- Nigdy w czasie działalności nikogo nie oszukaliśmy i zawsze rozliczaliśmy się z każdej złotówki. Teraz będzie tak samo - deklarował już wcześniej menedżer i wiceprezes Euro Finannce Polonii, Tomasz Żentkowski. Pilanie mają czas na spłatę zaległości do końca stycznia. Został im więcej już tylko nieco ponad tydzień.
Wygląda jednak na to, że Polonia upora się z tym tematem na czas. - Jesteśmy po bardzo owocnym spotkaniu, które odbyło się w ostatni piątek. Nie będę teraz wchodzić w szczegóły, ale wszystko zmierza w dobrym kierunku. Myślę, że w ciągu tygodnia podzielimy się dobrymi wieściami - zdradza nam wiceprezes klubu.
○ ○ ○
WYZWANIA –
1. Przepisz z tekstu o Polonii fragment od „- Nigdy w czasie” do „nieco ponad tydzień.” włącznie.
2. Do kiedy pilanie mają czas na spłatę zaległości według tekstu o Polonii?

DANE –
○ ○ ○
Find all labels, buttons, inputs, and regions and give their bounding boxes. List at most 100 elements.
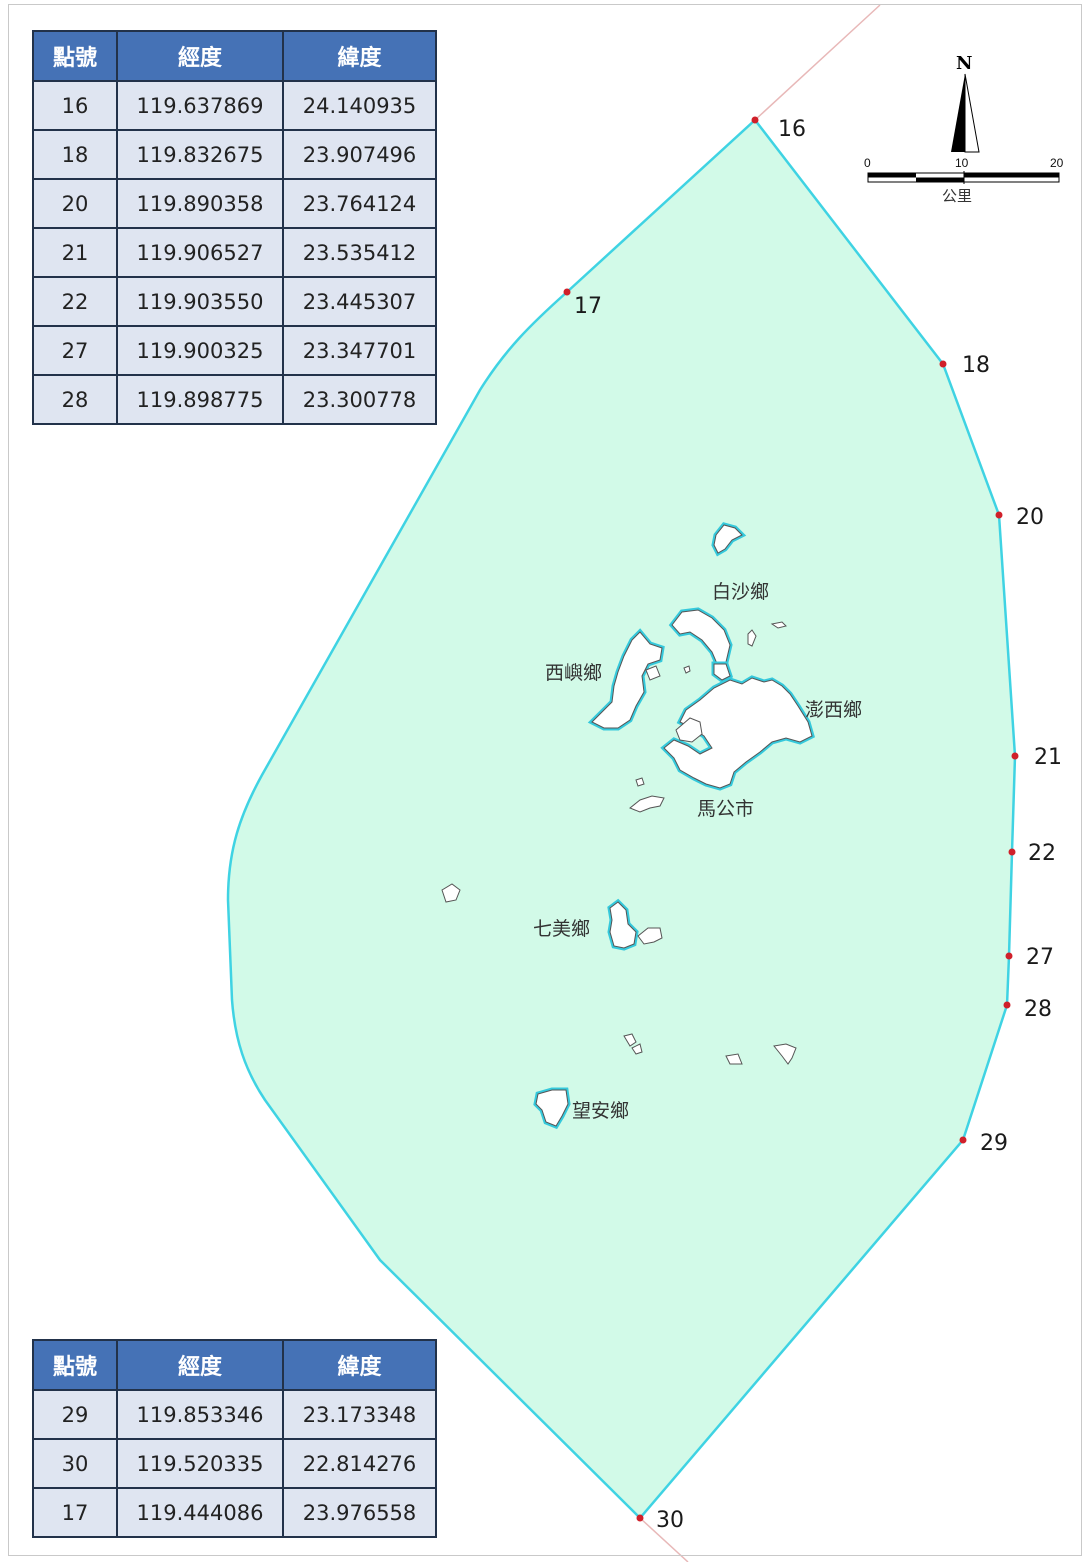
○ ○ ○
ROZWIĄZANIA ZADAŃ –
1.
- Nigdy w czasie działalności nikogo nie oszukaliśmy i zawsze rozliczaliśmy się z każdej złotówki. Teraz będzie tak samo - deklarował już wcześniej menedżer i wiceprezes Euro Finannce Polonii, Tomasz Żentkowski. Pilanie mają czas na spłatę zaległości do końca stycznia. Został im więcej już tylko nieco ponad tydzień.

2. Do końca stycznia.